§ TASK DESCRIPTION
Write every record out again exactly as given.

>> BEGIN PROVIDED ENTRIES

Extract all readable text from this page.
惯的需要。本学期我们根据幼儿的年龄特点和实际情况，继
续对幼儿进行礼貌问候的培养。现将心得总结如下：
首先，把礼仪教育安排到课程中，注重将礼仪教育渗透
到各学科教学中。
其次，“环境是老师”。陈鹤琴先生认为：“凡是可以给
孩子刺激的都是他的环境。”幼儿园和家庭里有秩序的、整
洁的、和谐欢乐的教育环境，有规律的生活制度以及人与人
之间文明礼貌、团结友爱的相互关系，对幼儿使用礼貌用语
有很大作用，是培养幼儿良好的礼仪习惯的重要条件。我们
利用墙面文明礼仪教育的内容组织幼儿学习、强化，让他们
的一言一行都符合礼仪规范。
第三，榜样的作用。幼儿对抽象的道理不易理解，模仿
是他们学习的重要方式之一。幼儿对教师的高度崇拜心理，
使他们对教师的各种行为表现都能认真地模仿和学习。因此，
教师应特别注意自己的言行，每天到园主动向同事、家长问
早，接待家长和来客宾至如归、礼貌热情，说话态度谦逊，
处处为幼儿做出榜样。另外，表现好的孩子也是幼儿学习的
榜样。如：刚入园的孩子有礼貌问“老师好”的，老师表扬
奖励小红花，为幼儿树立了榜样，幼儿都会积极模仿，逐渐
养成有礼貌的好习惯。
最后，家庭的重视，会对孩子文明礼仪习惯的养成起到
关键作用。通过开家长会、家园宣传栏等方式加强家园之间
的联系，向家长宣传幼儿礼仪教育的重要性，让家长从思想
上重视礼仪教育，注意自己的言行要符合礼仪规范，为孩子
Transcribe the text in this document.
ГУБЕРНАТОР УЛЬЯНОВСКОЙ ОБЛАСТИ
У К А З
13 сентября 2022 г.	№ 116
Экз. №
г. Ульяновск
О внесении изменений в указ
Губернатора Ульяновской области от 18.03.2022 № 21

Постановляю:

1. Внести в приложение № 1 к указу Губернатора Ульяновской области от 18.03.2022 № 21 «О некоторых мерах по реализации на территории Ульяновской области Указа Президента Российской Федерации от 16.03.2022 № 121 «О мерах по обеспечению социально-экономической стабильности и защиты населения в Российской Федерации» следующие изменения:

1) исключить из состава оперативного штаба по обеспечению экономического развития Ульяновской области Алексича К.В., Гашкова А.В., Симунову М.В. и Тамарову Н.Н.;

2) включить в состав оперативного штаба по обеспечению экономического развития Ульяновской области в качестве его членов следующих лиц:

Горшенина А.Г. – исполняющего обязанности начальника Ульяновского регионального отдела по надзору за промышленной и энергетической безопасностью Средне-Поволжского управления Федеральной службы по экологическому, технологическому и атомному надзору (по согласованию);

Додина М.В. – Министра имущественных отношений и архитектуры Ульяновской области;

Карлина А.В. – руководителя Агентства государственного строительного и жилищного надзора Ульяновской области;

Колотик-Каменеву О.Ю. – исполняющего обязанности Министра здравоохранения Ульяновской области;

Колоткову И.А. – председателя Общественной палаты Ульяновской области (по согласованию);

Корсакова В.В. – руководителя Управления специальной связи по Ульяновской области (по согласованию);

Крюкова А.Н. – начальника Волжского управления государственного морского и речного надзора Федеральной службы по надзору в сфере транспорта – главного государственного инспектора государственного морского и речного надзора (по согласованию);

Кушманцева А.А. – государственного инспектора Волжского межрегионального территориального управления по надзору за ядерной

>> END PROVIDED ENTRIES

§ SOLUTION TO THE PROBLEM
Extract all readable text from this page.
惯的需要。本学期我们根据幼儿的年龄特点和实际情况，继
续对幼儿进行礼貌问候的培养。现将心得总结如下：
首先，把礼仪教育安排到课程中，注重将礼仪教育渗透
到各学科教学中。
其次，“环境是老师”。陈鹤琴先生认为：“凡是可以给
孩子刺激的都是他的环境。”幼儿园和家庭里有秩序的、整
洁的、和谐欢乐的教育环境，有规律的生活制度以及人与人
之间文明礼貌、团结友爱的相互关系，对幼儿使用礼貌用语
有很大作用，是培养幼儿良好的礼仪习惯的重要条件。我们
利用墙面文明礼仪教育的内容组织幼儿学习、强化，让他们
的一言一行都符合礼仪规范。
第三，榜样的作用。幼儿对抽象的道理不易理解，模仿
是他们学习的重要方式之一。幼儿对教师的高度崇拜心理，
使他们对教师的各种行为表现都能认真地模仿和学习。因此，
教师应特别注意自己的言行，每天到园主动向同事、家长问
早，接待家长和来客宾至如归、礼貌热情，说话态度谦逊，
处处为幼儿做出榜样。另外，表现好的孩子也是幼儿学习的
榜样。如：刚入园的孩子有礼貌问“老师好”的，老师表扬
奖励小红花，为幼儿树立了榜样，幼儿都会积极模仿，逐渐
养成有礼貌的好习惯。
最后，家庭的重视，会对孩子文明礼仪习惯的养成起到
关键作用。通过开家长会、家园宣传栏等方式加强家园之间
的联系，向家长宣传幼儿礼仪教育的重要性，让家长从思想
上重视礼仪教育，注意自己的言行要符合礼仪规范，为孩子
Transcribe the text in this document.
ГУБЕРНАТОР УЛЬЯНОВСКОЙ ОБЛАСТИ
У К А З
13 сентября 2022 г.	№ 116
Экз. №
г. Ульяновск
О внесении изменений в указ
Губернатора Ульяновской области от 18.03.2022 № 21

Постановляю:

1. Внести в приложение № 1 к указу Губернатора Ульяновской области от 18.03.2022 № 21 «О некоторых мерах по реализации на территории Ульяновской области Указа Президента Российской Федерации от 16.03.2022 № 121 «О мерах по обеспечению социально-экономической стабильности и защиты населения в Российской Федерации» следующие изменения:

1) исключить из состава оперативного штаба по обеспечению экономического развития Ульяновской области Алексича К.В., Гашкова А.В., Симунову М.В. и Тамарову Н.Н.;

2) включить в состав оперативного штаба по обеспечению экономического развития Ульяновской области в качестве его членов следующих лиц:

Горшенина А.Г. – исполняющего обязанности начальника Ульяновского регионального отдела по надзору за промышленной и энергетической безопасностью Средне-Поволжского управления Федеральной службы по экологическому, технологическому и атомному надзору (по согласованию);

Додина М.В. – Министра имущественных отношений и архитектуры Ульяновской области;

Карлина А.В. – руководителя Агентства государственного строительного и жилищного надзора Ульяновской области;

Колотик-Каменеву О.Ю. – исполняющего обязанности Министра здравоохранения Ульяновской области;

Колоткову И.А. – председателя Общественной палаты Ульяновской области (по согласованию);

Корсакова В.В. – руководителя Управления специальной связи по Ульяновской области (по согласованию);

Крюкова А.Н. – начальника Волжского управления государственного морского и речного надзора Федеральной службы по надзору в сфере транспорта – главного государственного инспектора государственного морского и речного надзора (по согласованию);

Кушманцева А.А. – государственного инспектора Волжского межрегионального территориального управления по надзору за ядерной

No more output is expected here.